[Collected data entries]
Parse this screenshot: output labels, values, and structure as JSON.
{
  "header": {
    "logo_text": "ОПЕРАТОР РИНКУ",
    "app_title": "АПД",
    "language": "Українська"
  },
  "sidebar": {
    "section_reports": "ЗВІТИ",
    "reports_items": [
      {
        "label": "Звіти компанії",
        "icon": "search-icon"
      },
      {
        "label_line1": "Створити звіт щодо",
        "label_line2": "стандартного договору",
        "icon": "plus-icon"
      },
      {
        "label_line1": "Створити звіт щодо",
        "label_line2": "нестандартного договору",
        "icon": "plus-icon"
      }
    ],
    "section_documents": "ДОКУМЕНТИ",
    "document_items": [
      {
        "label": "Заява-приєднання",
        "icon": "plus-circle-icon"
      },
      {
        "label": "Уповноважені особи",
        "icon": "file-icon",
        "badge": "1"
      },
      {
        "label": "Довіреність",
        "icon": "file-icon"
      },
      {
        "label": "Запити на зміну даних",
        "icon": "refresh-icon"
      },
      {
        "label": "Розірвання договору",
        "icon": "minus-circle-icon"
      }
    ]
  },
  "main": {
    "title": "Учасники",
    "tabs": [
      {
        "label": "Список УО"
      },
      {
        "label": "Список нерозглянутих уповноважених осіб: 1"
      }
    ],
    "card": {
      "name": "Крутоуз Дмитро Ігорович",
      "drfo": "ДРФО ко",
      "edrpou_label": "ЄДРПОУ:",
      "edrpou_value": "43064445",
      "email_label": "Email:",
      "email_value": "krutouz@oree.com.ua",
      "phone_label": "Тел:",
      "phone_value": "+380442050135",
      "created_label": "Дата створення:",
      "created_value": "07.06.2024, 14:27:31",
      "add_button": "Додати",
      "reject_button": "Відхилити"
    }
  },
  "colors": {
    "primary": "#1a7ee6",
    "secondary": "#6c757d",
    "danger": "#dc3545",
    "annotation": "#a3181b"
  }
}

■ **WHAT IS ASKED**
Return the material exactly as it stands.

■ **THE RESPONSE**
Parse this screenshot: output labels, values, and structure as JSON.
{
  "header": {
    "logo_text": "ОПЕРАТОР РИНКУ",
    "app_title": "АПД",
    "language": "Українська"
  },
  "sidebar": {
    "section_reports": "ЗВІТИ",
    "reports_items": [
      {
        "label": "Звіти компанії",
        "icon": "search-icon"
      },
      {
        "label_line1": "Створити звіт щодо",
        "label_line2": "стандартного договору",
        "icon": "plus-icon"
      },
      {
        "label_line1": "Створити звіт щодо",
        "label_line2": "нестандартного договору",
        "icon": "plus-icon"
      }
    ],
    "section_documents": "ДОКУМЕНТИ",
    "document_items": [
      {
        "label": "Заява-приєднання",
        "icon": "plus-circle-icon"
      },
      {
        "label": "Уповноважені особи",
        "icon": "file-icon",
        "badge": "1"
      },
      {
        "label": "Довіреність",
        "icon": "file-icon"
      },
      {
        "label": "Запити на зміну даних",
        "icon": "refresh-icon"
      },
      {
        "label": "Розірвання договору",
        "icon": "minus-circle-icon"
      }
    ]
  },
  "main": {
    "title": "Учасники",
    "tabs": [
      {
        "label": "Список УО"
      },
      {
        "label": "Список нерозглянутих уповноважених осіб: 1"
      }
    ],
    "card": {
      "name": "Крутоуз Дмитро Ігорович",
      "drfo": "ДРФО ко",
      "edrpou_label": "ЄДРПОУ:",
      "edrpou_value": "43064445",
      "email_label": "Email:",
      "email_value": "krutouz@oree.com.ua",
      "phone_label": "Тел:",
      "phone_value": "+380442050135",
      "created_label": "Дата створення:",
      "created_value": "07.06.2024, 14:27:31",
      "add_button": "Додати",
      "reject_button": "Відхилити"
    }
  },
  "colors": {
    "primary": "#1a7ee6",
    "secondary": "#6c757d",
    "danger": "#dc3545",
    "annotation": "#a3181b"
  }
}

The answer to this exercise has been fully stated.